Task prompt
Look for "Practical" in each line of the entries, and return the matching lines.

Records provided
+-------+
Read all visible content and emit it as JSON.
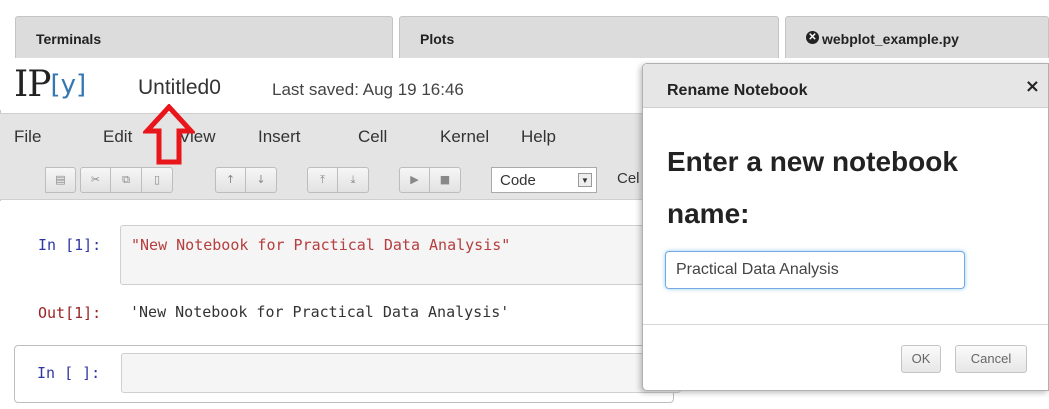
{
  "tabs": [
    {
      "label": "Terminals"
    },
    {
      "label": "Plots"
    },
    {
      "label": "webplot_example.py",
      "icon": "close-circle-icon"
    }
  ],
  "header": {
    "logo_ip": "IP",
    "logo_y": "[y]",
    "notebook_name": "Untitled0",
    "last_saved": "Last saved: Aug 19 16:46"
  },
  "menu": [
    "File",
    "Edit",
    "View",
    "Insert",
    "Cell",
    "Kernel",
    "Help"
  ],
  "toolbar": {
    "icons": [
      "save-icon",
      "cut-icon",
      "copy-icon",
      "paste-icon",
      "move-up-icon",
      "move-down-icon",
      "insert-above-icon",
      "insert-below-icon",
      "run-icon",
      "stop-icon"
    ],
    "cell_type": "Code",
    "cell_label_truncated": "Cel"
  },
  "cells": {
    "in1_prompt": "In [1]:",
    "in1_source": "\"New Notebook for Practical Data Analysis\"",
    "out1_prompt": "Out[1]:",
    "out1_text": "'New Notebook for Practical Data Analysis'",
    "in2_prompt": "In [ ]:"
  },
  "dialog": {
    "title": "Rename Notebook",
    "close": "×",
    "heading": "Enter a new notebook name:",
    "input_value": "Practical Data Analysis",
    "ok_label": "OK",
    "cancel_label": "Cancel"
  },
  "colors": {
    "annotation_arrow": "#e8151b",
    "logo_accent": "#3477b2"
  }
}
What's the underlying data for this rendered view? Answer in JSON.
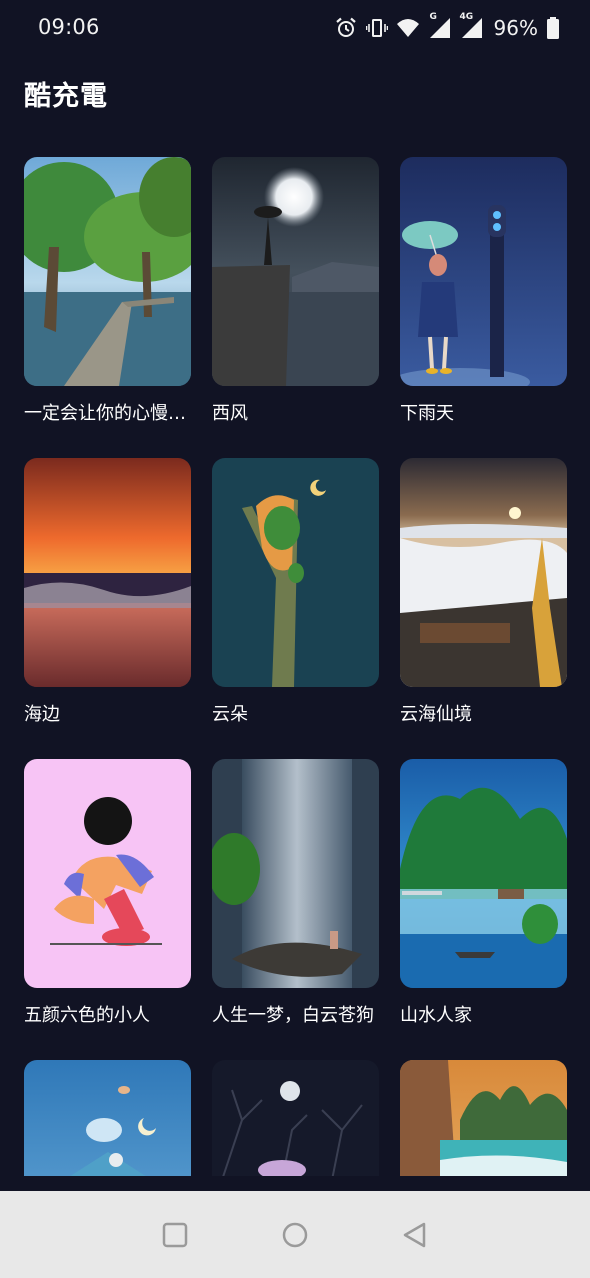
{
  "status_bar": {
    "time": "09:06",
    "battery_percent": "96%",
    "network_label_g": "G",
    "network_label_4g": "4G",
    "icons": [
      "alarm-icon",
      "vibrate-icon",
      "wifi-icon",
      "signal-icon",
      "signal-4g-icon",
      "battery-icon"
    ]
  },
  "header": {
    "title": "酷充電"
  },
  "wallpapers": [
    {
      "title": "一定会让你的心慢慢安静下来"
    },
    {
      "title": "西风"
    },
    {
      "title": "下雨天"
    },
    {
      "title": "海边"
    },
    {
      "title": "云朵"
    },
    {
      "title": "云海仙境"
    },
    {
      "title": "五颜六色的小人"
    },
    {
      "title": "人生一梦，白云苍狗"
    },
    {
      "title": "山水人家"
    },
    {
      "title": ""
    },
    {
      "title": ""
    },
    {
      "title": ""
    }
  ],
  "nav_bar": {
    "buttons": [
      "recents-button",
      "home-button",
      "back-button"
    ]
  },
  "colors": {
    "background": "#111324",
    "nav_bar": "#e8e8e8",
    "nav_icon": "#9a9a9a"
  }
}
+-------+
Result for this exercise
    "in1_source": "\"New Notebook for Practical Data Analysis\"",
    "out1_text": "'New Notebook for Practical Data Analysis'",
    "input_value": "Practical Data Analysis",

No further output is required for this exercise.